REQUIREMENT.
Of all the lines in the records below, how many hold the word "为形容词"? Give the number alone.

DATA LISTING.
-- start --
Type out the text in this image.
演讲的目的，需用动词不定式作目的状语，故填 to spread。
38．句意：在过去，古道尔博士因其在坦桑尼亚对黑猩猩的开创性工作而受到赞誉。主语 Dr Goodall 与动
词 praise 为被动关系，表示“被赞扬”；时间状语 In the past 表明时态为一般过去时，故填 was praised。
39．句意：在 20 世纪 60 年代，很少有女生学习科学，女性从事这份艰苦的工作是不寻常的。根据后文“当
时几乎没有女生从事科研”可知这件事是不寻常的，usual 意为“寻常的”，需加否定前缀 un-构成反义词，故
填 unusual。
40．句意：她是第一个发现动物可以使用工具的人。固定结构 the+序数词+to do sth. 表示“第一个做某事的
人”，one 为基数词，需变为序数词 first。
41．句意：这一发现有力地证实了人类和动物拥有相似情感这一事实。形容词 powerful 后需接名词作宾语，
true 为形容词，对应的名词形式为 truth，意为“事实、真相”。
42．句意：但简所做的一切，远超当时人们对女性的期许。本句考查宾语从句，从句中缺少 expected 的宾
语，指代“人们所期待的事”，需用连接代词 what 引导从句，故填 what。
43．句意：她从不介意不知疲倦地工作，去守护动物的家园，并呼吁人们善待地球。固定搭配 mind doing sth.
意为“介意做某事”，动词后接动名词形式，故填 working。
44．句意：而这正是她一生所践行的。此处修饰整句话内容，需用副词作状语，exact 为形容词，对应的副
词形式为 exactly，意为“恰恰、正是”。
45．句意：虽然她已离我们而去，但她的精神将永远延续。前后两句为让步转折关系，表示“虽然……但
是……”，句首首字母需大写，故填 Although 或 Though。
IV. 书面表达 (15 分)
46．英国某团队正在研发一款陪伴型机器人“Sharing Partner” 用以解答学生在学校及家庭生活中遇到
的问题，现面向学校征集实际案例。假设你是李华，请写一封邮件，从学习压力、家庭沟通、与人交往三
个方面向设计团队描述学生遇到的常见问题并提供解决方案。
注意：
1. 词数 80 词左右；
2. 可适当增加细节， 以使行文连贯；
-- end --
THE REPLY.
2